(Data listing)
• • • • • • •
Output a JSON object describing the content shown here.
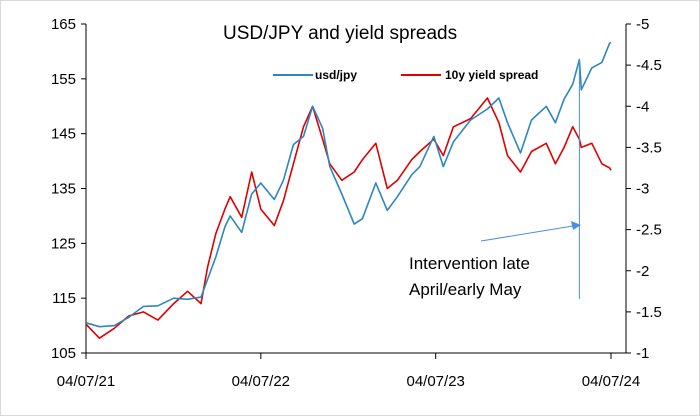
{
  "chart_data": {
    "type": "line",
    "title": "USD/JPY and yield spreads",
    "x_ticks": [
      "04/07/21",
      "04/07/22",
      "04/07/23",
      "04/07/24"
    ],
    "y_left": {
      "range": [
        105,
        165
      ],
      "ticks": [
        "105",
        "115",
        "125",
        "135",
        "145",
        "155",
        "165"
      ]
    },
    "y_right": {
      "range": [
        -1,
        -5
      ],
      "ticks": [
        "-1",
        "-1.5",
        "-2",
        "-2.5",
        "-3",
        "-3.5",
        "-4",
        "-4.5",
        "-5"
      ]
    },
    "series": [
      {
        "name": "usd/jpy",
        "axis": "left",
        "color": "#2e86c1",
        "points": [
          [
            "2021-07-04",
            110.5
          ],
          [
            "2021-08-01",
            109.8
          ],
          [
            "2021-09-01",
            110.0
          ],
          [
            "2021-10-01",
            111.5
          ],
          [
            "2021-11-01",
            113.5
          ],
          [
            "2021-12-01",
            113.6
          ],
          [
            "2022-01-03",
            115.0
          ],
          [
            "2022-02-01",
            114.8
          ],
          [
            "2022-03-01",
            115.2
          ],
          [
            "2022-03-15",
            118.5
          ],
          [
            "2022-04-01",
            122.5
          ],
          [
            "2022-04-20",
            128.0
          ],
          [
            "2022-05-01",
            130.0
          ],
          [
            "2022-05-25",
            127.0
          ],
          [
            "2022-06-15",
            134.0
          ],
          [
            "2022-07-04",
            136.0
          ],
          [
            "2022-08-01",
            133.0
          ],
          [
            "2022-08-20",
            136.5
          ],
          [
            "2022-09-10",
            143.0
          ],
          [
            "2022-10-01",
            144.5
          ],
          [
            "2022-10-20",
            150.0
          ],
          [
            "2022-11-10",
            146.0
          ],
          [
            "2022-11-25",
            139.0
          ],
          [
            "2022-12-20",
            134.0
          ],
          [
            "2023-01-15",
            128.5
          ],
          [
            "2023-02-01",
            129.5
          ],
          [
            "2023-03-01",
            136.0
          ],
          [
            "2023-03-25",
            131.0
          ],
          [
            "2023-04-15",
            133.5
          ],
          [
            "2023-05-15",
            137.5
          ],
          [
            "2023-06-01",
            139.0
          ],
          [
            "2023-06-30",
            144.5
          ],
          [
            "2023-07-20",
            139.0
          ],
          [
            "2023-08-10",
            143.5
          ],
          [
            "2023-09-15",
            147.5
          ],
          [
            "2023-10-20",
            149.5
          ],
          [
            "2023-11-13",
            151.5
          ],
          [
            "2023-12-01",
            147.0
          ],
          [
            "2023-12-28",
            141.5
          ],
          [
            "2024-01-20",
            147.5
          ],
          [
            "2024-02-20",
            150.0
          ],
          [
            "2024-03-10",
            147.0
          ],
          [
            "2024-03-28",
            151.3
          ],
          [
            "2024-04-15",
            154.0
          ],
          [
            "2024-04-29",
            158.5
          ],
          [
            "2024-05-03",
            153.0
          ],
          [
            "2024-05-25",
            157.0
          ],
          [
            "2024-06-15",
            158.0
          ],
          [
            "2024-07-01",
            161.5
          ],
          [
            "2024-07-04",
            161.6
          ]
        ]
      },
      {
        "name": "10y yield spread",
        "axis": "right",
        "color": "#e00000",
        "points": [
          [
            "2021-07-04",
            -1.35
          ],
          [
            "2021-08-01",
            -1.18
          ],
          [
            "2021-09-01",
            -1.3
          ],
          [
            "2021-10-01",
            -1.45
          ],
          [
            "2021-11-01",
            -1.5
          ],
          [
            "2021-12-01",
            -1.4
          ],
          [
            "2022-01-03",
            -1.6
          ],
          [
            "2022-02-01",
            -1.75
          ],
          [
            "2022-03-01",
            -1.6
          ],
          [
            "2022-03-15",
            -2.05
          ],
          [
            "2022-04-01",
            -2.45
          ],
          [
            "2022-04-20",
            -2.75
          ],
          [
            "2022-05-01",
            -2.9
          ],
          [
            "2022-05-25",
            -2.65
          ],
          [
            "2022-06-15",
            -3.2
          ],
          [
            "2022-07-04",
            -2.75
          ],
          [
            "2022-08-01",
            -2.55
          ],
          [
            "2022-08-20",
            -2.85
          ],
          [
            "2022-09-10",
            -3.3
          ],
          [
            "2022-10-01",
            -3.75
          ],
          [
            "2022-10-20",
            -4.0
          ],
          [
            "2022-11-10",
            -3.6
          ],
          [
            "2022-11-25",
            -3.3
          ],
          [
            "2022-12-20",
            -3.1
          ],
          [
            "2023-01-15",
            -3.2
          ],
          [
            "2023-02-01",
            -3.35
          ],
          [
            "2023-03-01",
            -3.55
          ],
          [
            "2023-03-25",
            -3.0
          ],
          [
            "2023-04-15",
            -3.1
          ],
          [
            "2023-05-15",
            -3.35
          ],
          [
            "2023-06-01",
            -3.45
          ],
          [
            "2023-06-30",
            -3.6
          ],
          [
            "2023-07-20",
            -3.4
          ],
          [
            "2023-08-10",
            -3.75
          ],
          [
            "2023-09-15",
            -3.85
          ],
          [
            "2023-10-20",
            -4.1
          ],
          [
            "2023-11-13",
            -3.8
          ],
          [
            "2023-12-01",
            -3.4
          ],
          [
            "2023-12-28",
            -3.2
          ],
          [
            "2024-01-20",
            -3.45
          ],
          [
            "2024-02-20",
            -3.55
          ],
          [
            "2024-03-10",
            -3.3
          ],
          [
            "2024-03-28",
            -3.5
          ],
          [
            "2024-04-15",
            -3.75
          ],
          [
            "2024-04-29",
            -3.6
          ],
          [
            "2024-05-03",
            -3.5
          ],
          [
            "2024-05-25",
            -3.55
          ],
          [
            "2024-06-15",
            -3.3
          ],
          [
            "2024-07-01",
            -3.25
          ],
          [
            "2024-07-04",
            -3.22
          ]
        ]
      }
    ],
    "legend": {
      "placement": "top-center"
    },
    "grid": false,
    "annotation": {
      "lines": [
        "Intervention late",
        "April/early May"
      ],
      "color": "#4a90d9",
      "target_date": "2024-04-29"
    }
  }
}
• • • • • • •
__Task objective__
Find the word "color" in the entries above and gather every line that holds it.

__Task answer__
        "color": "#2e86c1",
        "color": "#e00000",
      "color": "#4a90d9",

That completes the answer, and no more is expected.